■ Given records ■
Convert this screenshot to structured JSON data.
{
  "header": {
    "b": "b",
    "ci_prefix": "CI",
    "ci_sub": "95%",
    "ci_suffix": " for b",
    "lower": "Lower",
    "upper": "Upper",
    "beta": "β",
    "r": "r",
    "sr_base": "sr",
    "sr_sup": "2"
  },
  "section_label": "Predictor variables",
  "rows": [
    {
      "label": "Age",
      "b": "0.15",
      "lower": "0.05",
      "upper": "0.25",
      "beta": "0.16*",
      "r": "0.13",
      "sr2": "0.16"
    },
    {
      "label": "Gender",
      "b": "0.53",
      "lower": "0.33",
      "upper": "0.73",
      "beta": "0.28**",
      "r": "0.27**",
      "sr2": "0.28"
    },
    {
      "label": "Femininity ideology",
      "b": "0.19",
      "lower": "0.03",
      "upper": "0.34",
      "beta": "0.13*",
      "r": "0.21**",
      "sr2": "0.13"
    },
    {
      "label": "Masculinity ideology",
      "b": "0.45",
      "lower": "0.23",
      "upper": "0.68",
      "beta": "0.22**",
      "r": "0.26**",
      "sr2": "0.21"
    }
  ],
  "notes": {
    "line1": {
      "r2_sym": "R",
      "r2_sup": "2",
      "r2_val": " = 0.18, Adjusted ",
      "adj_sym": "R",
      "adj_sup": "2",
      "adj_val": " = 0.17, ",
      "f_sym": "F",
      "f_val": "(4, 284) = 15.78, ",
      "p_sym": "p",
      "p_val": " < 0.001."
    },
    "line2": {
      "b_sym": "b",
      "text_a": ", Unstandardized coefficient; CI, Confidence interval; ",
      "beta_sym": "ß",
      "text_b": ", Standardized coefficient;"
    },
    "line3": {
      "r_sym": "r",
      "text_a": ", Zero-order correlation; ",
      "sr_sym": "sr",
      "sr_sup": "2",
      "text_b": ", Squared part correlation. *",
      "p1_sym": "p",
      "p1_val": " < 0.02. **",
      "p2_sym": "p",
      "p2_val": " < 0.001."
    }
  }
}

■ Exercise instructions ■
Scan the records above for the string "lower", then report every line that contains it.

■ Task answer ■
    "lower": "Lower",
      "lower": "0.05",
      "lower": "0.33",
      "lower": "0.03",
      "lower": "0.23",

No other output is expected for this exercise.